WORKING DATA:

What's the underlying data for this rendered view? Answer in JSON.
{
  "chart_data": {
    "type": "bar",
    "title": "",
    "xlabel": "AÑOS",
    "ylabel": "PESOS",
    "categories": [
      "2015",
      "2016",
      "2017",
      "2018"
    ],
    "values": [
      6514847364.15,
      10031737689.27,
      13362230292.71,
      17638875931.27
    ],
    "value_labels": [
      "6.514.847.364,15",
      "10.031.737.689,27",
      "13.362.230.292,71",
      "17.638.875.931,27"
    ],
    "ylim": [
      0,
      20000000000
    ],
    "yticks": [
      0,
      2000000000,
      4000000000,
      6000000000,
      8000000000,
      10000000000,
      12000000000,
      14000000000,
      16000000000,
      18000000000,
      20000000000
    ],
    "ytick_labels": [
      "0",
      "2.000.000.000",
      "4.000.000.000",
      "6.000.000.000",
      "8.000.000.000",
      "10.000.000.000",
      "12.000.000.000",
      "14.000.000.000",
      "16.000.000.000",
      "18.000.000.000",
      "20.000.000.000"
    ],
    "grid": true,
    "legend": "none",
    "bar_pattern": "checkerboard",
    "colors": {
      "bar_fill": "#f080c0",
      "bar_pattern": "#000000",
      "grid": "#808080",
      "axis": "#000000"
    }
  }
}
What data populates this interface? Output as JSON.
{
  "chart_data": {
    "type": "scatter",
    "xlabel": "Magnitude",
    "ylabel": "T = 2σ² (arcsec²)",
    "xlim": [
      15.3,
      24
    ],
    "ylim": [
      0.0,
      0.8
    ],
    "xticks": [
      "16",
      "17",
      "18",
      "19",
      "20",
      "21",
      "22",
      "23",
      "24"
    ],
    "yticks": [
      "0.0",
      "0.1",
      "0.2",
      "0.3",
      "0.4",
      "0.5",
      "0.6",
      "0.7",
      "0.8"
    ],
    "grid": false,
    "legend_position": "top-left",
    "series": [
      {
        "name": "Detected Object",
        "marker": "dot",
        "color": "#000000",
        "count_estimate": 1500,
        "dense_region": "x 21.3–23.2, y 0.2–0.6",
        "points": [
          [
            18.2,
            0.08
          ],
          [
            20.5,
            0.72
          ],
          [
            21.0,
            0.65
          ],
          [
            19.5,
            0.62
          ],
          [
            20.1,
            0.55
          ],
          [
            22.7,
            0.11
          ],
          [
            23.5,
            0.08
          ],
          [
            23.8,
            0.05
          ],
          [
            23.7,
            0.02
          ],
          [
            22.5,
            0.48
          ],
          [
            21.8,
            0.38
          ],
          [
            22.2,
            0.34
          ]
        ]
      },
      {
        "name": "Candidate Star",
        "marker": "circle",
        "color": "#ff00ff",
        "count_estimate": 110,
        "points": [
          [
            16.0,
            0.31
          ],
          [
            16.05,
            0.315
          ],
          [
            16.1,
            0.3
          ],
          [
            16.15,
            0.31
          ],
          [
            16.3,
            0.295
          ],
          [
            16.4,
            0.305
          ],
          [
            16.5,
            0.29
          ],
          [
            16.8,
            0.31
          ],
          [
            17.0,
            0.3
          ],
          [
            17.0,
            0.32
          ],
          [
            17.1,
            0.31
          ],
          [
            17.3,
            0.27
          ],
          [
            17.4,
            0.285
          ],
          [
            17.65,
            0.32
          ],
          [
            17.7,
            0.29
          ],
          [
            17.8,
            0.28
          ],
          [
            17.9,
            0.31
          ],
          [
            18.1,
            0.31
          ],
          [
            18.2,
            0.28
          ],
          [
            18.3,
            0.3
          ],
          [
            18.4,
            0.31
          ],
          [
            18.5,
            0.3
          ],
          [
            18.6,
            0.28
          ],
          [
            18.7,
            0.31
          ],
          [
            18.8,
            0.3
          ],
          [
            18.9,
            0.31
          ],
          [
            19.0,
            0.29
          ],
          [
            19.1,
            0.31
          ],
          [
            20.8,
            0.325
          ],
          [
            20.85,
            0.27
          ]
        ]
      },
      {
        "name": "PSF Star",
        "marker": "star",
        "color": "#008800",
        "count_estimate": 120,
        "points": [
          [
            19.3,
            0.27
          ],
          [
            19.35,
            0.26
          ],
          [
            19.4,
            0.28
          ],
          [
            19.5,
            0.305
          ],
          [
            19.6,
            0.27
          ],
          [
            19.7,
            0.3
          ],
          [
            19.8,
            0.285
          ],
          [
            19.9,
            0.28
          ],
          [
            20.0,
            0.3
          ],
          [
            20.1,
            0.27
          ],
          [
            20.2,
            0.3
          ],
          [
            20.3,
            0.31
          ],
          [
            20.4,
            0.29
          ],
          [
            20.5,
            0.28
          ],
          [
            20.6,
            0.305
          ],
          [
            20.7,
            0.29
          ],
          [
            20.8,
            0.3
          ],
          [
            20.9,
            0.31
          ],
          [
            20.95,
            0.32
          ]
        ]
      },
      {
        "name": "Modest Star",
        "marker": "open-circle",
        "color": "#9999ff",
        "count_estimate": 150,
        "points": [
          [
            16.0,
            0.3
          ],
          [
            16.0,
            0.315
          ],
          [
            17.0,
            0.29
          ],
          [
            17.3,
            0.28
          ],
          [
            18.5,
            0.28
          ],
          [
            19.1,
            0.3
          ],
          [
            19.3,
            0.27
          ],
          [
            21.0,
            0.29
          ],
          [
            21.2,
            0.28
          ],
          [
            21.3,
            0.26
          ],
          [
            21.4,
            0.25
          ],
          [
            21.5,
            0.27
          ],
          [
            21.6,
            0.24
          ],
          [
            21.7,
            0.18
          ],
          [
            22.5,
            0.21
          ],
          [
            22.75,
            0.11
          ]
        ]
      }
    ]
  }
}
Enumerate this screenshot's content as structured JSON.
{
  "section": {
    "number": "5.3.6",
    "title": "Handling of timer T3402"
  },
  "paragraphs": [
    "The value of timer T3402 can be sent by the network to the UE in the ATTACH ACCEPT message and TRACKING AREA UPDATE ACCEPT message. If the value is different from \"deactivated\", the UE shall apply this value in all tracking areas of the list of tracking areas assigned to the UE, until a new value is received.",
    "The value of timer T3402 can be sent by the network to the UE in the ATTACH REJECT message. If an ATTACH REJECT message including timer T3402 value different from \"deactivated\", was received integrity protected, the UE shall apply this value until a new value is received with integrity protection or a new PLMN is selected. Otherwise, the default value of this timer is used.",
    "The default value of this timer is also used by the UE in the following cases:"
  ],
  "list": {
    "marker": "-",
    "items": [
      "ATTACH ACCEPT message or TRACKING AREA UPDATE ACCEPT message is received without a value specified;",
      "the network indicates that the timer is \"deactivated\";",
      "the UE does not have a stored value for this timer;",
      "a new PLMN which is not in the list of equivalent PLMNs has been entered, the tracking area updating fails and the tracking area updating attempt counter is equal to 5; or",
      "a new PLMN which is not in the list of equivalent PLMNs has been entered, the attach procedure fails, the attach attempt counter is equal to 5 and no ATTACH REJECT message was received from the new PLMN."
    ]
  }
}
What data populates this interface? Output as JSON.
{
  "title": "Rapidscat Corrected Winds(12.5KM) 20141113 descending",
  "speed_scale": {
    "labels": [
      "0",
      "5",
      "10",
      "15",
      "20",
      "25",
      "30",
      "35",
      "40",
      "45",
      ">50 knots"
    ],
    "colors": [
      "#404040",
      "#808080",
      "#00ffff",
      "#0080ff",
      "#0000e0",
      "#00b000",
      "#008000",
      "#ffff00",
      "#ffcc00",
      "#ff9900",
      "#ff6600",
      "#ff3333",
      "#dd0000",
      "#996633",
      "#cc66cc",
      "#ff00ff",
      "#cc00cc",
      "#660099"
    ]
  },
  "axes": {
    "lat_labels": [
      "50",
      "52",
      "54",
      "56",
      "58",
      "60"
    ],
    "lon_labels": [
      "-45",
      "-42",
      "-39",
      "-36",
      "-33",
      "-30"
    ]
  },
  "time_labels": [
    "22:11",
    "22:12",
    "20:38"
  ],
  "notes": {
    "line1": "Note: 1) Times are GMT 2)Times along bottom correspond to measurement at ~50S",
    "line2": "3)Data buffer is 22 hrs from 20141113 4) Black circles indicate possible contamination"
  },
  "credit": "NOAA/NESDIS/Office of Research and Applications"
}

TASK INSTRUCTIONS: From the listing, copy each line containing the word "entered".

WORKED ANSWER:
      "a new PLMN which is not in the list of equivalent PLMNs has been entered, the tracking area updating fails and the tracking area updating attempt counter is equal to 5; or",
      "a new PLMN which is not in the list of equivalent PLMNs has been entered, the attach procedure fails, the attach attempt counter is equal to 5 and no ATTACH REJECT message was received from the new PLMN."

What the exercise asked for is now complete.